Your task: Track down the lines that contain "JSON" and copy them.
-------------------------
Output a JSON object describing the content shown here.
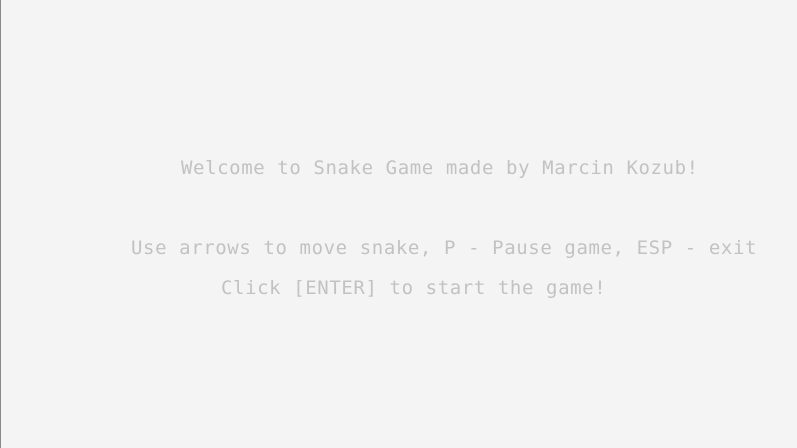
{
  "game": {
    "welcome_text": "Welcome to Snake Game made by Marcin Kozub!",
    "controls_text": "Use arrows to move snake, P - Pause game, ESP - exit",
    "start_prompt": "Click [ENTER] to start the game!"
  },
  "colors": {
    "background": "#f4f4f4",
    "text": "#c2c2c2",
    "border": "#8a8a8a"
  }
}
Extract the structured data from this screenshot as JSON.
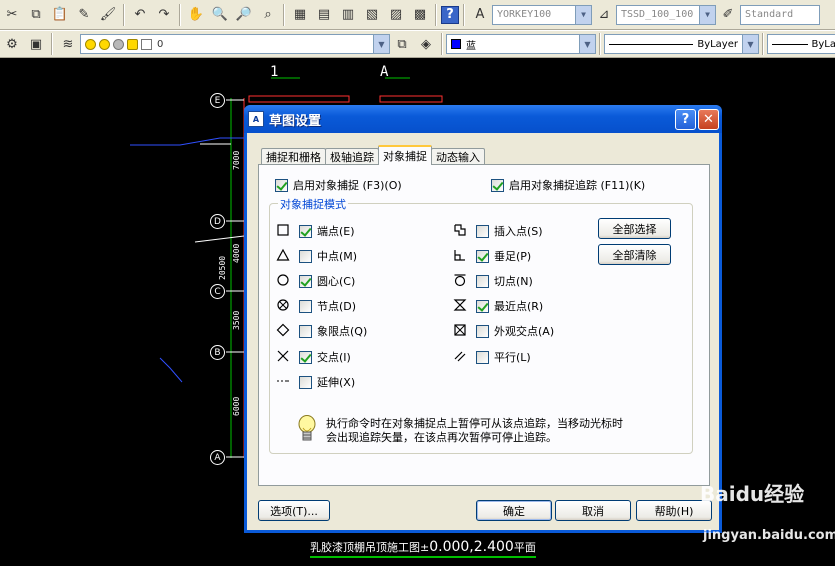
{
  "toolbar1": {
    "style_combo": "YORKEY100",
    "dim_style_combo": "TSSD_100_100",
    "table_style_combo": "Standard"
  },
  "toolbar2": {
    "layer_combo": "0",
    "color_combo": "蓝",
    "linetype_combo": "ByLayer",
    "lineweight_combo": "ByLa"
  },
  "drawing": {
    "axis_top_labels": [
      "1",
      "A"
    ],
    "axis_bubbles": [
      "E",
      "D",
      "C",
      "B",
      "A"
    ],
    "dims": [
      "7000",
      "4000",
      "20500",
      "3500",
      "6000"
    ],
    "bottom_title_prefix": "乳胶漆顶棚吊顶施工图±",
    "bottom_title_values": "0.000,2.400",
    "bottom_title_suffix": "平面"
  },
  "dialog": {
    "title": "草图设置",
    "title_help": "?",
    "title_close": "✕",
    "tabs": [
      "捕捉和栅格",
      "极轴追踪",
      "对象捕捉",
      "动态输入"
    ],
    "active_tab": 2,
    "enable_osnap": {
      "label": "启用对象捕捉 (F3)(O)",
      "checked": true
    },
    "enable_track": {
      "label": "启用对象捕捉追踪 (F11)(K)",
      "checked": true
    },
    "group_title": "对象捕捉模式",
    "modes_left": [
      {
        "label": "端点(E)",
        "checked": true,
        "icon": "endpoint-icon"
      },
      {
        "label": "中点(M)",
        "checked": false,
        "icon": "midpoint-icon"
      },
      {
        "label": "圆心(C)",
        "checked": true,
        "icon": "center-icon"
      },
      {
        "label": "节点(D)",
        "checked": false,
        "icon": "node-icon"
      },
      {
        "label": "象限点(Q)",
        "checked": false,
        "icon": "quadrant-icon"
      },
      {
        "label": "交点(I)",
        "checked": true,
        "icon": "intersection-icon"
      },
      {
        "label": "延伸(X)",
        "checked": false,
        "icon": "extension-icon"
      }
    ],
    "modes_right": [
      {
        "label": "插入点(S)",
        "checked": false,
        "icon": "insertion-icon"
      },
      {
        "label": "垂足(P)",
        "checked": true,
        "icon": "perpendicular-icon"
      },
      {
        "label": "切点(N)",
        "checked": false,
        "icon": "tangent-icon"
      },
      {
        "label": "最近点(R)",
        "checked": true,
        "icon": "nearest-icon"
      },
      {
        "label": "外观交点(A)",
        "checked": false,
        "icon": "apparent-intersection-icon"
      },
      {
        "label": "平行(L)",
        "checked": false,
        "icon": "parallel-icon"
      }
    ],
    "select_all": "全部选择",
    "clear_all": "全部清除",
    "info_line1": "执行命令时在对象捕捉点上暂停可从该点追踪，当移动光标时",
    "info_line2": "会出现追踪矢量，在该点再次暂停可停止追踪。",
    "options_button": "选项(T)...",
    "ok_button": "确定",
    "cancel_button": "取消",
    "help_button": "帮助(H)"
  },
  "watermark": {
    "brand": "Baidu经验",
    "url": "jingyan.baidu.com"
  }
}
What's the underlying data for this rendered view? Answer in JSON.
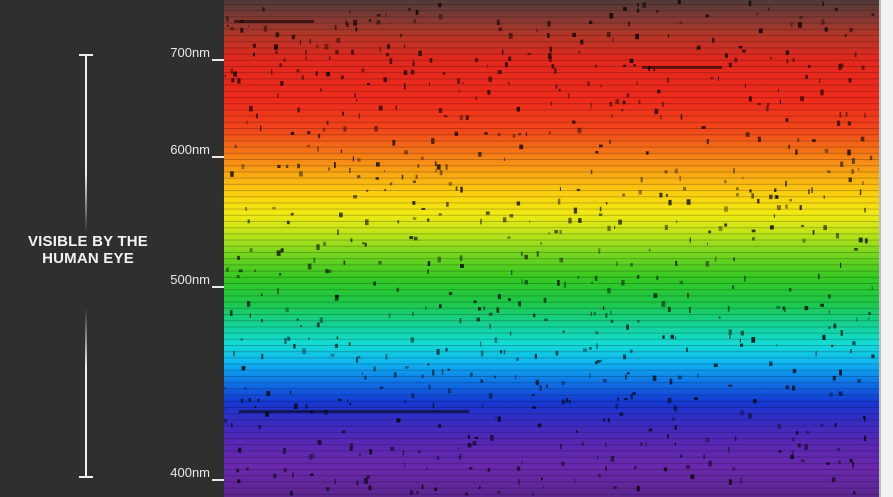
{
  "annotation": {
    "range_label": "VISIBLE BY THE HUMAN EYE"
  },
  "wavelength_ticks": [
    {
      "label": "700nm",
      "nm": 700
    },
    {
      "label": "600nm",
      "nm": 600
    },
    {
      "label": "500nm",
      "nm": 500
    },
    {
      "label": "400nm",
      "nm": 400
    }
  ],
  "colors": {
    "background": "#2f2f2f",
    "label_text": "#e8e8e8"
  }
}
-------------------------
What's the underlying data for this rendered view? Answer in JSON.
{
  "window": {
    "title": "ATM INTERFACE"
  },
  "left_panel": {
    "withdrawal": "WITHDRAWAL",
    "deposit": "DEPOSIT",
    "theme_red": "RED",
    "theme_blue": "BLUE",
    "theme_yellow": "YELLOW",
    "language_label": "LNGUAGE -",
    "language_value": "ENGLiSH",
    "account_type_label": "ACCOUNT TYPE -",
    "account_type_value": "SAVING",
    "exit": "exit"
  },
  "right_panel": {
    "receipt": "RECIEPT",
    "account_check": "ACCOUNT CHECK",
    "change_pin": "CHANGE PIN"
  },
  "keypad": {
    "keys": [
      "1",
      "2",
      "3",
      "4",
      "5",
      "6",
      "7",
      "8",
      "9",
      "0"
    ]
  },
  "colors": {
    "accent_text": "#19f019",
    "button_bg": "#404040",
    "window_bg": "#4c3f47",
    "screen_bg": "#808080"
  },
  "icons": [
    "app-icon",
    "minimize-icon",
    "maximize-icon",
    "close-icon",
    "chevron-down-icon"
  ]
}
-------------------------
Answer to the exercise:
Output a JSON object describing the content shown here.
Extract the structured data from this screenshot as JSON.
What's the underlying data for this rendered view? Answer in JSON.
What's the underlying data for this rendered view? Answer in JSON.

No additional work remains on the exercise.